_SHORT TASK_
Print every entry word for word, but omit the pictures.

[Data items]
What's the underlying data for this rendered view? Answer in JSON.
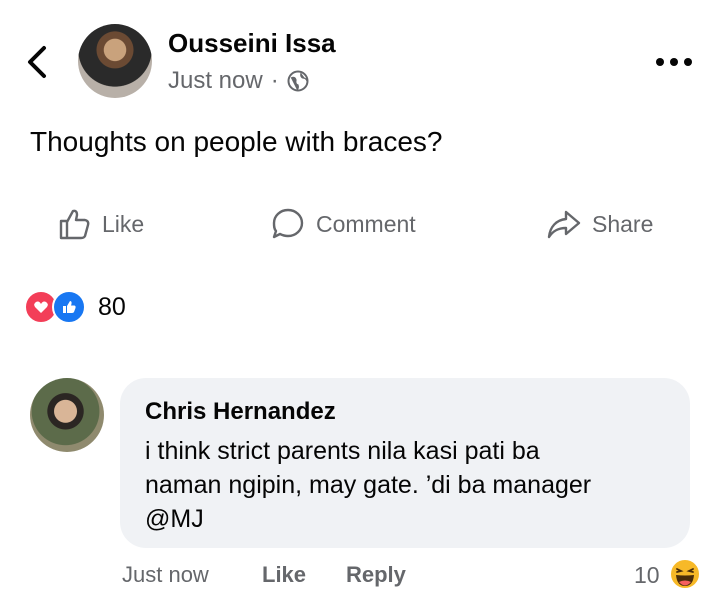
{
  "post": {
    "author": "Ousseini Issa",
    "timestamp": "Just now",
    "separator": "·",
    "text": "Thoughts on people with braces?",
    "actions": {
      "like": "Like",
      "comment": "Comment",
      "share": "Share"
    },
    "reaction_count": "80",
    "reactions": [
      "love-reaction-icon",
      "like-reaction-icon"
    ]
  },
  "comment": {
    "author": "Chris Hernandez",
    "lines": [
      "i think strict parents nila kasi pati ba",
      "naman ngipin, may gate. ’di ba manager",
      "@MJ"
    ],
    "timestamp": "Just now",
    "like_label": "Like",
    "reply_label": "Reply",
    "reaction_count": "10",
    "reaction_icon": "haha-emoji-icon"
  },
  "colors": {
    "like_blue": "#1877f2",
    "love_red": "#f33e58",
    "muted": "#65676b",
    "bubble_bg": "#f0f2f5",
    "haha_yellow": "#f7b928"
  }
}
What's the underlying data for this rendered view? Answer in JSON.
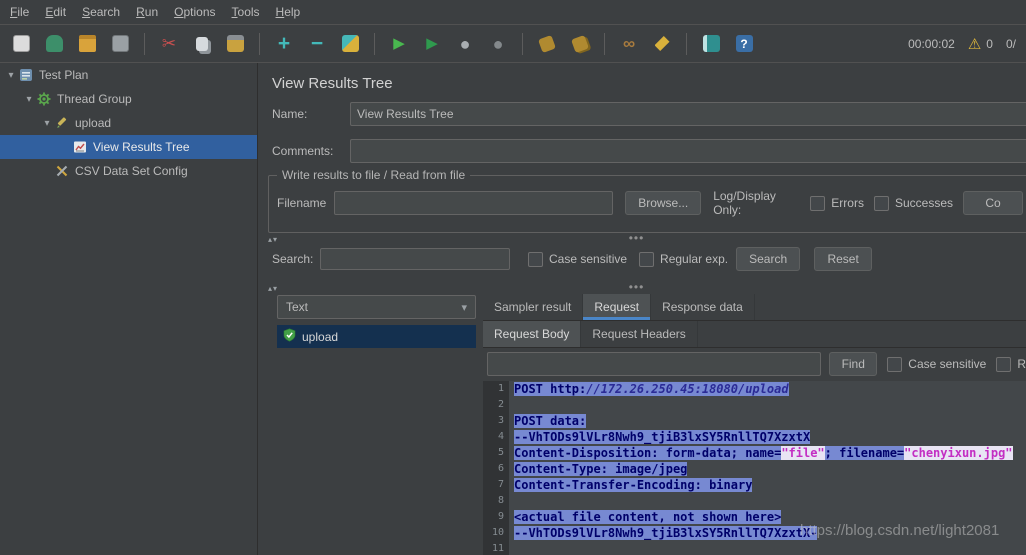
{
  "window": {
    "watermark": "https://blog.csdn.net/light2081"
  },
  "menubar": {
    "items": [
      "File",
      "Edit",
      "Search",
      "Run",
      "Options",
      "Tools",
      "Help"
    ]
  },
  "toolbar": {
    "elapsed_time": "00:00:02",
    "warning_count": "0",
    "thread_counter": "0/",
    "icons": [
      {
        "name": "new-file-icon",
        "kind": "chip chip-doc",
        "glyph": ""
      },
      {
        "name": "templates-icon",
        "kind": "chip chip-teapot",
        "glyph": ""
      },
      {
        "name": "open-file-icon",
        "kind": "chip chip-folder",
        "glyph": ""
      },
      {
        "name": "save-icon",
        "kind": "chip chip-save",
        "glyph": ""
      },
      {
        "name": "separator"
      },
      {
        "name": "cut-icon",
        "kind": "glyph-red",
        "glyph": "✂"
      },
      {
        "name": "copy-icon",
        "kind": "chip chip-copy",
        "glyph": ""
      },
      {
        "name": "paste-icon",
        "kind": "chip chip-paste",
        "glyph": ""
      },
      {
        "name": "separator"
      },
      {
        "name": "zoom-in-icon",
        "kind": "glyph-teal",
        "glyph": "+"
      },
      {
        "name": "zoom-out-icon",
        "kind": "glyph-teal",
        "glyph": "−"
      },
      {
        "name": "quill-icon",
        "kind": "chip chip-broom",
        "glyph": ""
      },
      {
        "name": "separator"
      },
      {
        "name": "start-icon",
        "kind": "glyph-green",
        "glyph": "▶"
      },
      {
        "name": "start-no-pauses-icon",
        "kind": "glyph-green2",
        "glyph": "▶"
      },
      {
        "name": "stop-icon",
        "kind": "glyph-gray",
        "glyph": "●"
      },
      {
        "name": "shutdown-icon",
        "kind": "glyph-gray2",
        "glyph": "●"
      },
      {
        "name": "separator"
      },
      {
        "name": "clear-icon",
        "kind": "chip chip-brush",
        "glyph": ""
      },
      {
        "name": "clear-all-icon",
        "kind": "chip chip-brush2",
        "glyph": ""
      },
      {
        "name": "separator"
      },
      {
        "name": "search-icon",
        "kind": "glyph-binoc",
        "glyph": "∞"
      },
      {
        "name": "search-reset-icon",
        "kind": "chip chip-wrench",
        "glyph": ""
      },
      {
        "name": "separator"
      },
      {
        "name": "function-helper-icon",
        "kind": "chip chip-fn",
        "glyph": ""
      },
      {
        "name": "help-icon",
        "kind": "chip chip-help",
        "glyph": "?"
      }
    ]
  },
  "sidebar_tree": {
    "items": [
      {
        "label": "Test Plan",
        "icon": "test-plan-icon",
        "level": 0,
        "expanded": true,
        "selected": false
      },
      {
        "label": "Thread Group",
        "icon": "thread-group-icon",
        "level": 1,
        "expanded": true,
        "selected": false
      },
      {
        "label": "upload",
        "icon": "sampler-icon",
        "level": 2,
        "expanded": true,
        "selected": false
      },
      {
        "label": "View Results Tree",
        "icon": "results-tree-icon",
        "level": 3,
        "expanded": false,
        "selected": true
      },
      {
        "label": "CSV Data Set Config",
        "icon": "csv-config-icon",
        "level": 2,
        "expanded": false,
        "selected": false
      }
    ]
  },
  "panel": {
    "title": "View Results Tree",
    "name": {
      "label": "Name:",
      "value": "View Results Tree"
    },
    "comments": {
      "label": "Comments:",
      "value": ""
    },
    "file_section": {
      "legend": "Write results to file / Read from file",
      "filename_label": "Filename",
      "filename_value": "",
      "browse_button": "Browse...",
      "log_display_label": "Log/Display Only:",
      "errors_label": "Errors",
      "successes_label": "Successes",
      "configure_button": "Co"
    },
    "search": {
      "label": "Search:",
      "value": "",
      "case_sensitive_label": "Case sensitive",
      "regular_exp_label": "Regular exp.",
      "search_button": "Search",
      "reset_button": "Reset"
    },
    "results": {
      "view_select_value": "Text",
      "result_item": {
        "label": "upload",
        "icon": "success-shield-icon"
      },
      "tabs": [
        {
          "label": "Sampler result",
          "active": false
        },
        {
          "label": "Request",
          "active": true
        },
        {
          "label": "Response data",
          "active": false
        }
      ],
      "subtabs": [
        {
          "label": "Request Body",
          "active": true
        },
        {
          "label": "Request Headers",
          "active": false
        }
      ],
      "find": {
        "value": "",
        "find_button": "Find",
        "case_sensitive_label": "Case sensitive",
        "regular_exp_label": "R"
      },
      "code": {
        "lines": [
          {
            "num": "1",
            "segments": [
              {
                "text": "POST http:",
                "style": "sel"
              },
              {
                "text": "//172.26.250.45:18080/upload",
                "style": "sel url"
              }
            ]
          },
          {
            "num": "2",
            "segments": []
          },
          {
            "num": "3",
            "segments": [
              {
                "text": "POST data:",
                "style": "sel"
              }
            ]
          },
          {
            "num": "4",
            "segments": [
              {
                "text": "--VhTODs9lVLr8Nwh9_tjiB3lxSY5RnllTQ7XzxtX",
                "style": "sel"
              }
            ]
          },
          {
            "num": "5",
            "segments": [
              {
                "text": "Content-Disposition: form-data; name=",
                "style": "sel"
              },
              {
                "text": "\"file\"",
                "style": "str"
              },
              {
                "text": "; filename=",
                "style": "sel"
              },
              {
                "text": "\"chenyixun.jpg\"",
                "style": "str"
              }
            ]
          },
          {
            "num": "6",
            "segments": [
              {
                "text": "Content-Type: image/jpeg",
                "style": "sel"
              }
            ]
          },
          {
            "num": "7",
            "segments": [
              {
                "text": "Content-Transfer-Encoding: binary",
                "style": "sel"
              }
            ]
          },
          {
            "num": "8",
            "segments": []
          },
          {
            "num": "9",
            "segments": [
              {
                "text": "<actual file content, not shown here>",
                "style": "sel"
              }
            ]
          },
          {
            "num": "10",
            "segments": [
              {
                "text": "--VhTODs9lVLr8Nwh9_tjiB3lxSY5RnllTQ7XzxtX-",
                "style": "sel"
              }
            ]
          },
          {
            "num": "11",
            "segments": []
          }
        ]
      }
    }
  }
}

_TASK RESPONSE_
What's the underlying data for this rendered view? Answer in JSON.
{
  "post": {
    "author": "Ousseini Issa",
    "timestamp": "Just now",
    "separator": "·",
    "text": "Thoughts on people with braces?",
    "actions": {
      "like": "Like",
      "comment": "Comment",
      "share": "Share"
    },
    "reaction_count": "80",
    "reactions": [
      "love-reaction-icon",
      "like-reaction-icon"
    ]
  },
  "comment": {
    "author": "Chris Hernandez",
    "lines": [
      "i think strict parents nila kasi pati ba",
      "naman ngipin, may gate. ’di ba manager",
      "@MJ"
    ],
    "timestamp": "Just now",
    "like_label": "Like",
    "reply_label": "Reply",
    "reaction_count": "10",
    "reaction_icon": "haha-emoji-icon"
  },
  "colors": {
    "like_blue": "#1877f2",
    "love_red": "#f33e58",
    "muted": "#65676b",
    "bubble_bg": "#f0f2f5",
    "haha_yellow": "#f7b928"
  }
}
What's the underlying data for this rendered view? Answer in JSON.
{
  "window": {
    "watermark": "https://blog.csdn.net/light2081"
  },
  "menubar": {
    "items": [
      "File",
      "Edit",
      "Search",
      "Run",
      "Options",
      "Tools",
      "Help"
    ]
  },
  "toolbar": {
    "elapsed_time": "00:00:02",
    "warning_count": "0",
    "thread_counter": "0/",
    "icons": [
      {
        "name": "new-file-icon",
        "kind": "chip chip-doc",
        "glyph": ""
      },
      {
        "name": "templates-icon",
        "kind": "chip chip-teapot",
        "glyph": ""
      },
      {
        "name": "open-file-icon",
        "kind": "chip chip-folder",
        "glyph": ""
      },
      {
        "name": "save-icon",
        "kind": "chip chip-save",
        "glyph": ""
      },
      {
        "name": "separator"
      },
      {
        "name": "cut-icon",
        "kind": "glyph-red",
        "glyph": "✂"
      },
      {
        "name": "copy-icon",
        "kind": "chip chip-copy",
        "glyph": ""
      },
      {
        "name": "paste-icon",
        "kind": "chip chip-paste",
        "glyph": ""
      },
      {
        "name": "separator"
      },
      {
        "name": "zoom-in-icon",
        "kind": "glyph-teal",
        "glyph": "+"
      },
      {
        "name": "zoom-out-icon",
        "kind": "glyph-teal",
        "glyph": "−"
      },
      {
        "name": "quill-icon",
        "kind": "chip chip-broom",
        "glyph": ""
      },
      {
        "name": "separator"
      },
      {
        "name": "start-icon",
        "kind": "glyph-green",
        "glyph": "▶"
      },
      {
        "name": "start-no-pauses-icon",
        "kind": "glyph-green2",
        "glyph": "▶"
      },
      {
        "name": "stop-icon",
        "kind": "glyph-gray",
        "glyph": "●"
      },
      {
        "name": "shutdown-icon",
        "kind": "glyph-gray2",
        "glyph": "●"
      },
      {
        "name": "separator"
      },
      {
        "name": "clear-icon",
        "kind": "chip chip-brush",
        "glyph": ""
      },
      {
        "name": "clear-all-icon",
        "kind": "chip chip-brush2",
        "glyph": ""
      },
      {
        "name": "separator"
      },
      {
        "name": "search-icon",
        "kind": "glyph-binoc",
        "glyph": "∞"
      },
      {
        "name": "search-reset-icon",
        "kind": "chip chip-wrench",
        "glyph": ""
      },
      {
        "name": "separator"
      },
      {
        "name": "function-helper-icon",
        "kind": "chip chip-fn",
        "glyph": ""
      },
      {
        "name": "help-icon",
        "kind": "chip chip-help",
        "glyph": "?"
      }
    ]
  },
  "sidebar_tree": {
    "items": [
      {
        "label": "Test Plan",
        "icon": "test-plan-icon",
        "level": 0,
        "expanded": true,
        "selected": false
      },
      {
        "label": "Thread Group",
        "icon": "thread-group-icon",
        "level": 1,
        "expanded": true,
        "selected": false
      },
      {
        "label": "upload",
        "icon": "sampler-icon",
        "level": 2,
        "expanded": true,
        "selected": false
      },
      {
        "label": "View Results Tree",
        "icon": "results-tree-icon",
        "level": 3,
        "expanded": false,
        "selected": true
      },
      {
        "label": "CSV Data Set Config",
        "icon": "csv-config-icon",
        "level": 2,
        "expanded": false,
        "selected": false
      }
    ]
  },
  "panel": {
    "title": "View Results Tree",
    "name": {
      "label": "Name:",
      "value": "View Results Tree"
    },
    "comments": {
      "label": "Comments:",
      "value": ""
    },
    "file_section": {
      "legend": "Write results to file / Read from file",
      "filename_label": "Filename",
      "filename_value": "",
      "browse_button": "Browse...",
      "log_display_label": "Log/Display Only:",
      "errors_label": "Errors",
      "successes_label": "Successes",
      "configure_button": "Co"
    },
    "search": {
      "label": "Search:",
      "value": "",
      "case_sensitive_label": "Case sensitive",
      "regular_exp_label": "Regular exp.",
      "search_button": "Search",
      "reset_button": "Reset"
    },
    "results": {
      "view_select_value": "Text",
      "result_item": {
        "label": "upload",
        "icon": "success-shield-icon"
      },
      "tabs": [
        {
          "label": "Sampler result",
          "active": false
        },
        {
          "label": "Request",
          "active": true
        },
        {
          "label": "Response data",
          "active": false
        }
      ],
      "subtabs": [
        {
          "label": "Request Body",
          "active": true
        },
        {
          "label": "Request Headers",
          "active": false
        }
      ],
      "find": {
        "value": "",
        "find_button": "Find",
        "case_sensitive_label": "Case sensitive",
        "regular_exp_label": "R"
      },
      "code": {
        "lines": [
          {
            "num": "1",
            "segments": [
              {
                "text": "POST http:",
                "style": "sel"
              },
              {
                "text": "//172.26.250.45:18080/upload",
                "style": "sel url"
              }
            ]
          },
          {
            "num": "2",
            "segments": []
          },
          {
            "num": "3",
            "segments": [
              {
                "text": "POST data:",
                "style": "sel"
              }
            ]
          },
          {
            "num": "4",
            "segments": [
              {
                "text": "--VhTODs9lVLr8Nwh9_tjiB3lxSY5RnllTQ7XzxtX",
                "style": "sel"
              }
            ]
          },
          {
            "num": "5",
            "segments": [
              {
                "text": "Content-Disposition: form-data; name=",
                "style": "sel"
              },
              {
                "text": "\"file\"",
                "style": "str"
              },
              {
                "text": "; filename=",
                "style": "sel"
              },
              {
                "text": "\"chenyixun.jpg\"",
                "style": "str"
              }
            ]
          },
          {
            "num": "6",
            "segments": [
              {
                "text": "Content-Type: image/jpeg",
                "style": "sel"
              }
            ]
          },
          {
            "num": "7",
            "segments": [
              {
                "text": "Content-Transfer-Encoding: binary",
                "style": "sel"
              }
            ]
          },
          {
            "num": "8",
            "segments": []
          },
          {
            "num": "9",
            "segments": [
              {
                "text": "<actual file content, not shown here>",
                "style": "sel"
              }
            ]
          },
          {
            "num": "10",
            "segments": [
              {
                "text": "--VhTODs9lVLr8Nwh9_tjiB3lxSY5RnllTQ7XzxtX-",
                "style": "sel"
              }
            ]
          },
          {
            "num": "11",
            "segments": []
          }
        ]
      }
    }
  }
}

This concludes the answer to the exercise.